* [Stored entries]
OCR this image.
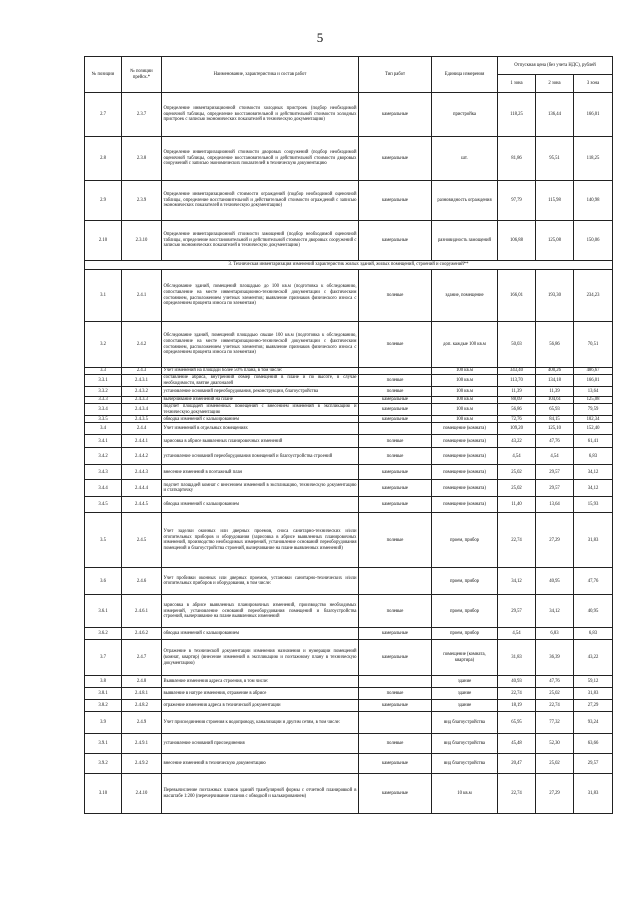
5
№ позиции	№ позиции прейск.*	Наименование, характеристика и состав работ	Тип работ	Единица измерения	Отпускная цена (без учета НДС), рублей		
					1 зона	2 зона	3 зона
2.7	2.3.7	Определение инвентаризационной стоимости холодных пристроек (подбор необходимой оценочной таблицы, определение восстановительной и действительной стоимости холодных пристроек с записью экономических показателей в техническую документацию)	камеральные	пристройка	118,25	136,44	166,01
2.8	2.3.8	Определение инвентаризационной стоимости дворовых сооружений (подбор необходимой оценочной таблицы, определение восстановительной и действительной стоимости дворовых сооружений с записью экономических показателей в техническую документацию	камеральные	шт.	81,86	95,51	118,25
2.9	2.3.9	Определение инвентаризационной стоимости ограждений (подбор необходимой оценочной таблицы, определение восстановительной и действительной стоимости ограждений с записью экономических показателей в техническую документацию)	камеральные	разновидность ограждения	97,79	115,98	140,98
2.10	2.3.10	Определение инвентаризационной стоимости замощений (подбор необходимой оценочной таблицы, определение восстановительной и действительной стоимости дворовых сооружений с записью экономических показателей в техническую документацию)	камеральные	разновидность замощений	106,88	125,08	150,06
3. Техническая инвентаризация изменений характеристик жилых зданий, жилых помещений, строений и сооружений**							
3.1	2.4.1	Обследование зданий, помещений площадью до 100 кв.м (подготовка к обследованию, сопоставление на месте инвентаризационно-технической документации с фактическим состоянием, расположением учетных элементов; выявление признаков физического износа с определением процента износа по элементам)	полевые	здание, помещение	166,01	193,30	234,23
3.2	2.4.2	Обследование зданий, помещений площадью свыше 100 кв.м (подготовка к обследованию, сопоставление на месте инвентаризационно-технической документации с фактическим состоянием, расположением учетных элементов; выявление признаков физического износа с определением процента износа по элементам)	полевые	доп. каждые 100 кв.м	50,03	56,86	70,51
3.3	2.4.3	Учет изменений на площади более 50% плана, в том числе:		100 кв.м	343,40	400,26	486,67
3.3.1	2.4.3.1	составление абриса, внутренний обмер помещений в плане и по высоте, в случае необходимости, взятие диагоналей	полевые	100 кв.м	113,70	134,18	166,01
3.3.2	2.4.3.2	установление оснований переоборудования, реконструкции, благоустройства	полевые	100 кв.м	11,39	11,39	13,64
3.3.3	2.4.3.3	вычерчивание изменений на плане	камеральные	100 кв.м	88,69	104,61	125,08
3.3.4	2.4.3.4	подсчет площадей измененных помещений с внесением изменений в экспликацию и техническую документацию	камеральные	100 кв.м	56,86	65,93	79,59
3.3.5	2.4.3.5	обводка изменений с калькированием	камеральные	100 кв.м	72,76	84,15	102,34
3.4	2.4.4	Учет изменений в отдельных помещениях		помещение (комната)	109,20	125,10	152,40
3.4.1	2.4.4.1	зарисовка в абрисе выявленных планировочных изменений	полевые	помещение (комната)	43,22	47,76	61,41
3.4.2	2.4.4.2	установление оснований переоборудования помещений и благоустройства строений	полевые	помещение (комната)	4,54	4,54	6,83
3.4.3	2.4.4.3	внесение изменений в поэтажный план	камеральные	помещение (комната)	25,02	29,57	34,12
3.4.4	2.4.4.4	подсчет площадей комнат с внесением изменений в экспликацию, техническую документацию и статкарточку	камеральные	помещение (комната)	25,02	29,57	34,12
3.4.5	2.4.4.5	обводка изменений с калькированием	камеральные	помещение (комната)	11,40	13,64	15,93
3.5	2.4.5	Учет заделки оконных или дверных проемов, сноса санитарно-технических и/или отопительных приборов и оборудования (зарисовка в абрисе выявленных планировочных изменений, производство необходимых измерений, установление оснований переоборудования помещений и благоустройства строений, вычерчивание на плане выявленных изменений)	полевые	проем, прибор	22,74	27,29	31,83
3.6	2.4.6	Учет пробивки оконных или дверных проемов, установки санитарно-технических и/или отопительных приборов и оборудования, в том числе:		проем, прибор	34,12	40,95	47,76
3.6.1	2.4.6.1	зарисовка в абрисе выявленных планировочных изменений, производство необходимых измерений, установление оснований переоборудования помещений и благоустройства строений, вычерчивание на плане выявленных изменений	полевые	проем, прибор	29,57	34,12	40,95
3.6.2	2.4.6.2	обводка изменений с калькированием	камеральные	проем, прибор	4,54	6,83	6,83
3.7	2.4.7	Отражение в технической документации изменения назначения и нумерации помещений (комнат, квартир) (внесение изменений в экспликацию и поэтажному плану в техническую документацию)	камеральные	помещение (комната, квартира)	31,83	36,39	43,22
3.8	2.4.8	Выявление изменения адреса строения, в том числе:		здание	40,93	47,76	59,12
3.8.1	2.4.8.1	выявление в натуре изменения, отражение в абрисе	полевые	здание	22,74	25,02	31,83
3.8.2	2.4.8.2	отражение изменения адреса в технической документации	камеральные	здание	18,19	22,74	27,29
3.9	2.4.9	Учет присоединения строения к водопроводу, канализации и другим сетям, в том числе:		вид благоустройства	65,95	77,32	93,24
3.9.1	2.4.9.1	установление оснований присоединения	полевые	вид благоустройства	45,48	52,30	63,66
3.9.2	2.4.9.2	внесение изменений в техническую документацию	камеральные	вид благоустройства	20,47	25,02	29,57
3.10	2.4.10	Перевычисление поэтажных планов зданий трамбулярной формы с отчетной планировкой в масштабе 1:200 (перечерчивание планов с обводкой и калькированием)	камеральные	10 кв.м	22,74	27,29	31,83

* [EXERCISE] Except for the pictures, print the data above exactly.

* [WORKED SOLUTION]
OCR this image.
5
№ позиции	№ позиции прейск.*	Наименование, характеристика и состав работ	Тип работ	Единица измерения	Отпускная цена (без учета НДС), рублей		
					1 зона	2 зона	3 зона
2.7	2.3.7	Определение инвентаризационной стоимости холодных пристроек (подбор необходимой оценочной таблицы, определение восстановительной и действительной стоимости холодных пристроек с записью экономических показателей в техническую документацию)	камеральные	пристройка	118,25	136,44	166,01
2.8	2.3.8	Определение инвентаризационной стоимости дворовых сооружений (подбор необходимой оценочной таблицы, определение восстановительной и действительной стоимости дворовых сооружений с записью экономических показателей в техническую документацию	камеральные	шт.	81,86	95,51	118,25
2.9	2.3.9	Определение инвентаризационной стоимости ограждений (подбор необходимой оценочной таблицы, определение восстановительной и действительной стоимости ограждений с записью экономических показателей в техническую документацию)	камеральные	разновидность ограждения	97,79	115,98	140,98
2.10	2.3.10	Определение инвентаризационной стоимости замощений (подбор необходимой оценочной таблицы, определение восстановительной и действительной стоимости дворовых сооружений с записью экономических показателей в техническую документацию)	камеральные	разновидность замощений	106,88	125,08	150,06
3. Техническая инвентаризация изменений характеристик жилых зданий, жилых помещений, строений и сооружений**							
3.1	2.4.1	Обследование зданий, помещений площадью до 100 кв.м (подготовка к обследованию, сопоставление на месте инвентаризационно-технической документации с фактическим состоянием, расположением учетных элементов; выявление признаков физического износа с определением процента износа по элементам)	полевые	здание, помещение	166,01	193,30	234,23
3.2	2.4.2	Обследование зданий, помещений площадью свыше 100 кв.м (подготовка к обследованию, сопоставление на месте инвентаризационно-технической документации с фактическим состоянием, расположением учетных элементов; выявление признаков физического износа с определением процента износа по элементам)	полевые	доп. каждые 100 кв.м	50,03	56,86	70,51
3.3	2.4.3	Учет изменений на площади более 50% плана, в том числе:		100 кв.м	343,40	400,26	486,67
3.3.1	2.4.3.1	составление абриса, внутренний обмер помещений в плане и по высоте, в случае необходимости, взятие диагоналей	полевые	100 кв.м	113,70	134,18	166,01
3.3.2	2.4.3.2	установление оснований переоборудования, реконструкции, благоустройства	полевые	100 кв.м	11,39	11,39	13,64
3.3.3	2.4.3.3	вычерчивание изменений на плане	камеральные	100 кв.м	88,69	104,61	125,08
3.3.4	2.4.3.4	подсчет площадей измененных помещений с внесением изменений в экспликацию и техническую документацию	камеральные	100 кв.м	56,86	65,93	79,59
3.3.5	2.4.3.5	обводка изменений с калькированием	камеральные	100 кв.м	72,76	84,15	102,34
3.4	2.4.4	Учет изменений в отдельных помещениях		помещение (комната)	109,20	125,10	152,40
3.4.1	2.4.4.1	зарисовка в абрисе выявленных планировочных изменений	полевые	помещение (комната)	43,22	47,76	61,41
3.4.2	2.4.4.2	установление оснований переоборудования помещений и благоустройства строений	полевые	помещение (комната)	4,54	4,54	6,83
3.4.3	2.4.4.3	внесение изменений в поэтажный план	камеральные	помещение (комната)	25,02	29,57	34,12
3.4.4	2.4.4.4	подсчет площадей комнат с внесением изменений в экспликацию, техническую документацию и статкарточку	камеральные	помещение (комната)	25,02	29,57	34,12
3.4.5	2.4.4.5	обводка изменений с калькированием	камеральные	помещение (комната)	11,40	13,64	15,93
3.5	2.4.5	Учет заделки оконных или дверных проемов, сноса санитарно-технических и/или отопительных приборов и оборудования (зарисовка в абрисе выявленных планировочных изменений, производство необходимых измерений, установление оснований переоборудования помещений и благоустройства строений, вычерчивание на плане выявленных изменений)	полевые	проем, прибор	22,74	27,29	31,83
3.6	2.4.6	Учет пробивки оконных или дверных проемов, установки санитарно-технических и/или отопительных приборов и оборудования, в том числе:		проем, прибор	34,12	40,95	47,76
3.6.1	2.4.6.1	зарисовка в абрисе выявленных планировочных изменений, производство необходимых измерений, установление оснований переоборудования помещений и благоустройства строений, вычерчивание на плане выявленных изменений	полевые	проем, прибор	29,57	34,12	40,95
3.6.2	2.4.6.2	обводка изменений с калькированием	камеральные	проем, прибор	4,54	6,83	6,83
3.7	2.4.7	Отражение в технической документации изменения назначения и нумерации помещений (комнат, квартир) (внесение изменений в экспликацию и поэтажному плану в техническую документацию)	камеральные	помещение (комната, квартира)	31,83	36,39	43,22
3.8	2.4.8	Выявление изменения адреса строения, в том числе:		здание	40,93	47,76	59,12
3.8.1	2.4.8.1	выявление в натуре изменения, отражение в абрисе	полевые	здание	22,74	25,02	31,83
3.8.2	2.4.8.2	отражение изменения адреса в технической документации	камеральные	здание	18,19	22,74	27,29
3.9	2.4.9	Учет присоединения строения к водопроводу, канализации и другим сетям, в том числе:		вид благоустройства	65,95	77,32	93,24
3.9.1	2.4.9.1	установление оснований присоединения	полевые	вид благоустройства	45,48	52,30	63,66
3.9.2	2.4.9.2	внесение изменений в техническую документацию	камеральные	вид благоустройства	20,47	25,02	29,57
3.10	2.4.10	Перевычисление поэтажных планов зданий трамбулярной формы с отчетной планировкой в масштабе 1:200 (перечерчивание планов с обводкой и калькированием)	камеральные	10 кв.м	22,74	27,29	31,83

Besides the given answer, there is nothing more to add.